'Walking Dead' Producer Gale Anne Hurd: People Want the Governor to Redeem Himself

So… has he changed? Has the Governor’s post-Woodbury walkabout left him a new man, or rather, returned to the man we’ve seen hints that he once was, before “the turn,” before he lost his wife and daughter Penny? Or is the "Walking Dead” villain destined to make a comeback to evildoing, with Rick, Michonne, and the other prison dwellers taking the top spots on his hit list?

We’re down to just one more episode — Sunday’s “Dead Weight” — before the Dec. 1 midseason finale, and “TWD” producer Gale Anne Hurd talked to Yahoo TV about why the Governor fascinates viewers, the new approaches writers have used to tell stories this season, and the “incredibly intense” midseason finale.

Last week, we caught up with the Governor, a character we had all been waiting for. What is it about the Governor that fascinates fans so much? He really has become an epic character on the series.

I think that the Governor was certainly a character that a lot of fans of the comic book and the novels very much wanted to see on the show. The novel gave a lot more backstory, as well as a fully, well‑rounded character, because readers got to see him become the Governor, whereas in the comic book, he was already the Governor. We were able to do a little bit of both in the TV series.

Visual layout records
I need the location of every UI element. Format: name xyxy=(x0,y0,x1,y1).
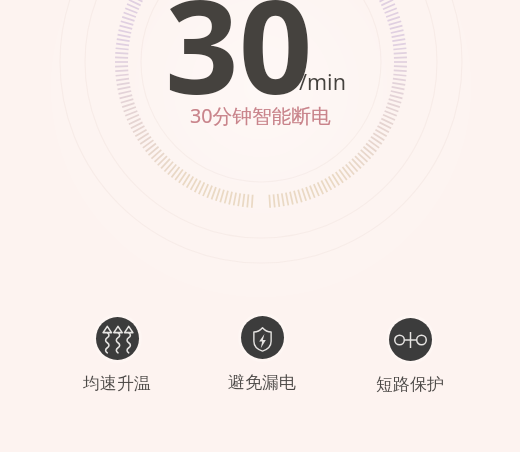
staticText: 30分钟智能断电 xyxy=(190,102,331,129)
staticText: 30 xyxy=(165,0,313,132)
other: 均速升温 xyxy=(93,314,142,363)
staticText: 避免漏电 xyxy=(228,372,296,393)
staticText: 短路保护 xyxy=(376,374,444,395)
button[interactable]: 短路保护 xyxy=(350,315,470,395)
other: 短路保护 xyxy=(386,315,435,364)
button[interactable]: 避免漏电 xyxy=(202,313,322,393)
staticText: /min xyxy=(299,67,346,96)
staticText: 均速升温 xyxy=(83,373,151,394)
button[interactable]: 均速升温 xyxy=(57,314,177,394)
other: 避免漏电 xyxy=(238,313,287,362)
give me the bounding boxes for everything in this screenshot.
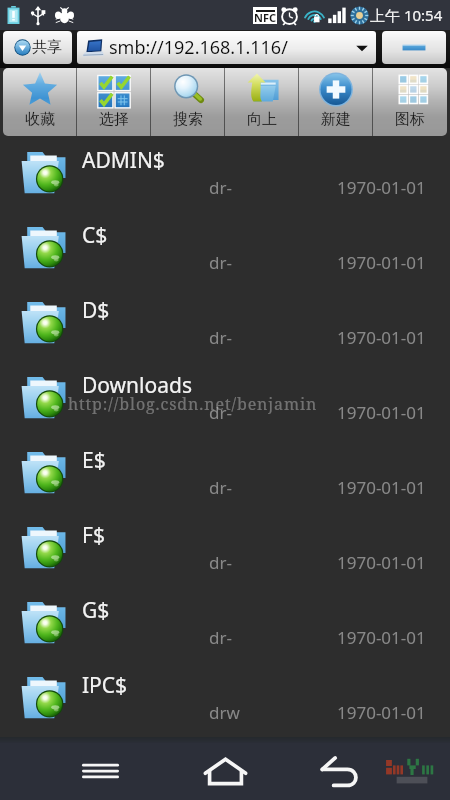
button[interactable]: smb://192.168.1.116/: [77, 31, 376, 64]
staticText: F$: [82, 521, 105, 550]
staticText: 新建: [321, 110, 351, 129]
button[interactable]: E$: [0, 445, 450, 520]
staticText: dr-: [209, 176, 232, 199]
button[interactable]: D$: [0, 295, 450, 370]
staticText: E$: [82, 446, 106, 475]
staticText: 收藏: [25, 110, 55, 129]
button[interactable]: 收藏: [3, 68, 77, 136]
staticText: 共享: [32, 38, 62, 57]
staticText: drw: [209, 701, 240, 724]
staticText: 上午 10:54: [370, 5, 443, 25]
staticText: 1970-01-01: [337, 176, 426, 199]
staticText: C$: [82, 221, 108, 250]
staticText: 1970-01-01: [337, 326, 426, 349]
staticText: dr-: [209, 401, 232, 424]
staticText: dr-: [209, 476, 232, 499]
button[interactable]: Home: [160, 743, 290, 800]
staticText: G$: [82, 596, 110, 625]
staticText: D$: [82, 296, 110, 325]
button[interactable]: Back: [290, 743, 450, 800]
staticText: 1970-01-01: [337, 551, 426, 574]
staticText: 1970-01-01: [337, 626, 426, 649]
staticText: 搜索: [173, 110, 203, 129]
staticText: Downloads: [82, 371, 192, 400]
staticText: 选择: [99, 110, 129, 129]
staticText: ADMIN$: [82, 146, 165, 175]
button[interactable]: ADMIN$: [0, 145, 450, 220]
button[interactable]: G$: [0, 595, 450, 670]
staticText: 1970-01-01: [337, 476, 426, 499]
button[interactable]: 选择: [77, 68, 151, 136]
button[interactable]: 向上: [225, 68, 299, 136]
staticText: dr-: [209, 551, 232, 574]
staticText: 1970-01-01: [337, 701, 426, 724]
staticText: dr-: [209, 251, 232, 274]
staticText: dr-: [209, 626, 232, 649]
staticText: IPC$: [82, 671, 128, 700]
button[interactable]: Disconnect: [382, 31, 446, 64]
button[interactable]: IPC$: [0, 670, 450, 737]
button[interactable]: 共享: [3, 31, 72, 64]
button[interactable]: Downloads: [0, 370, 450, 445]
staticText: dr-: [209, 326, 232, 349]
staticText: 向上: [247, 110, 277, 129]
button[interactable]: 图标: [373, 68, 447, 136]
staticText: http://blog.csdn.net/benjamin: [68, 393, 318, 415]
staticText: smb://192.168.1.116/: [109, 35, 288, 60]
button[interactable]: 新建: [299, 68, 373, 136]
button[interactable]: Menu: [0, 743, 160, 800]
staticText: NFC: [254, 10, 277, 25]
button[interactable]: F$: [0, 520, 450, 595]
staticText: 1970-01-01: [337, 401, 426, 424]
button[interactable]: C$: [0, 220, 450, 295]
staticText: 图标: [395, 110, 425, 129]
staticText: 1970-01-01: [337, 251, 426, 274]
button[interactable]: 搜索: [151, 68, 225, 136]
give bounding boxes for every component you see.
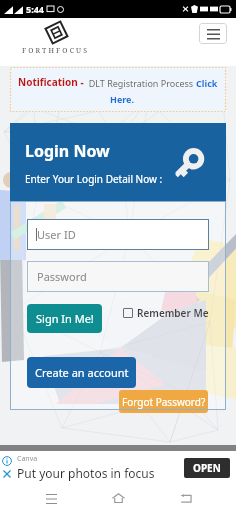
button[interactable]: OPEN [184, 458, 230, 478]
button[interactable]: Remember Me [123, 306, 209, 320]
staticText: Click [196, 77, 218, 89]
staticText: User ID [37, 227, 76, 242]
staticText: Put your photos in focus [17, 465, 155, 481]
staticText: Notification - [18, 75, 84, 89]
staticText: 5:44 [26, 3, 44, 15]
staticText: Login Now [25, 140, 110, 162]
staticText: Remember Me [137, 306, 209, 320]
button[interactable]: Back [169, 484, 203, 512]
button[interactable]: Create an account [27, 357, 136, 388]
button[interactable]: User ID [27, 219, 209, 250]
button[interactable]: Home [101, 484, 135, 512]
staticText: Password [37, 269, 87, 284]
button[interactable]: Password [27, 261, 209, 292]
staticText: Create an account [35, 365, 129, 380]
staticText: Sign In Me! [36, 311, 94, 326]
staticText: DLT Registration Process [84, 77, 196, 89]
staticText: Here. [110, 93, 135, 105]
staticText: Enter Your Login Detail Now : [25, 172, 163, 186]
staticText: Canva [17, 454, 38, 464]
staticText: OPEN [193, 461, 221, 475]
staticText: FORTHFOCUS [22, 46, 90, 56]
button[interactable]: Recents [34, 484, 68, 512]
button[interactable]: Menu [199, 23, 227, 44]
button[interactable]: Forgot Password? [119, 390, 208, 413]
button[interactable]: Sign In Me! [27, 304, 102, 333]
staticText: Forgot Password? [122, 395, 206, 409]
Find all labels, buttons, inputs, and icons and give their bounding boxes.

- _GIVEN PROBLEM 1_: Summarize the interview in two sentences.
- _GIVEN PROBLEM 2_: Rewrite the passage of the interview between "Last week, we" and "on the series.", inclusive, changing "fans" to "viewers".
The listing is material separate from the interview.

- _CORRECT RESULT 1_: With one episode left before the Dec. 1 midseason finale, "TWD" producer Gale Anne Hurd talked to Yahoo TV about why the Governor fascinates viewers, the writers' new storytelling approaches this season, and the "incredibly intense" finale. She said many fans of the comic book and novels wanted to see the Governor on the show, and that the series was able to do a little of both the novel's approach, in which readers saw him become the Governor, and the comic's, in which he already was.

- _CORRECT RESULT 2_:
Last week, we caught up with the Governor, a character we had all been waiting for. What is it about the Governor that fascinates viewers so much? He really has become an epic character on the series.